** start Data shown **

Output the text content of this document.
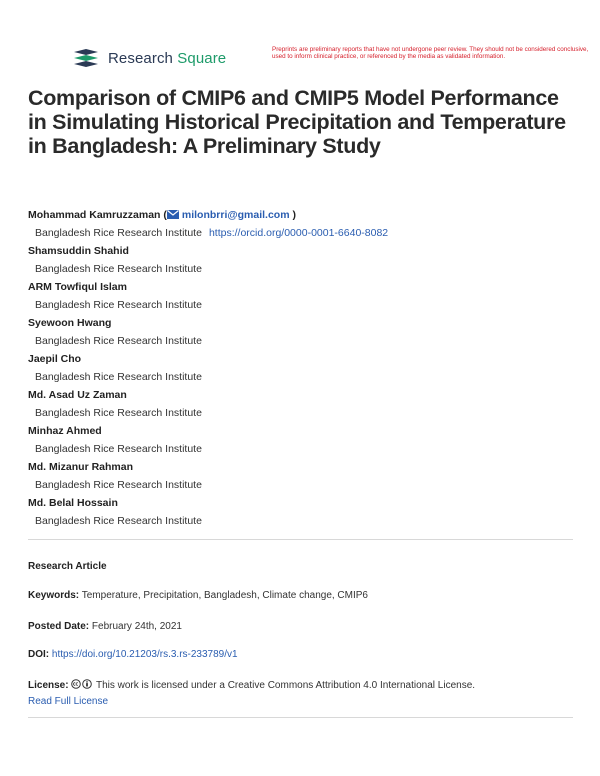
Research Square	Preprints are preliminary reports that have not undergone peer review. They should not be considered conclusive, used to inform clinical practice, or referenced by the media as validated information.
Comparison of CMIP6 and CMIP5 Model Performance in Simulating Historical Precipitation and Temperature in Bangladesh: A Preliminary Study
Mohammad Kamruzzaman ( milonbrri@gmail.com )
Bangladesh Rice Research Institute https://orcid.org/0000-0001-6640-8082
Shamsuddin Shahid
Bangladesh Rice Research Institute
ARM Towfiqul Islam
Bangladesh Rice Research Institute
Syewoon Hwang
Bangladesh Rice Research Institute
Jaepil Cho
Bangladesh Rice Research Institute
Md. Asad Uz Zaman
Bangladesh Rice Research Institute
Minhaz Ahmed
Bangladesh Rice Research Institute
Md. Mizanur Rahman
Bangladesh Rice Research Institute
Md. Belal Hossain
Bangladesh Rice Research Institute
Research Article
Keywords: Temperature, Precipitation, Bangladesh, Climate change, CMIP6
Posted Date: February 24th, 2021
DOI: https://doi.org/10.21203/rs.3.rs-233789/v1
License:	This work is licensed under a Creative Commons Attribution 4.0 International License.
Read Full License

** end Data shown **

Aim: Set the entries down again exactly. Do not include the images.

Right answer:
Output the text content of this document.
Research Square	Preprints are preliminary reports that have not undergone peer review. They should not be considered conclusive, used to inform clinical practice, or referenced by the media as validated information.
Comparison of CMIP6 and CMIP5 Model Performance in Simulating Historical Precipitation and Temperature in Bangladesh: A Preliminary Study
Mohammad Kamruzzaman ( milonbrri@gmail.com )
Bangladesh Rice Research Institute https://orcid.org/0000-0001-6640-8082
Shamsuddin Shahid
Bangladesh Rice Research Institute
ARM Towfiqul Islam
Bangladesh Rice Research Institute
Syewoon Hwang
Bangladesh Rice Research Institute
Jaepil Cho
Bangladesh Rice Research Institute
Md. Asad Uz Zaman
Bangladesh Rice Research Institute
Minhaz Ahmed
Bangladesh Rice Research Institute
Md. Mizanur Rahman
Bangladesh Rice Research Institute
Md. Belal Hossain
Bangladesh Rice Research Institute
Research Article
Keywords: Temperature, Precipitation, Bangladesh, Climate change, CMIP6
Posted Date: February 24th, 2021
DOI: https://doi.org/10.21203/rs.3.rs-233789/v1
License:	This work is licensed under a Creative Commons Attribution 4.0 International License.
Read Full License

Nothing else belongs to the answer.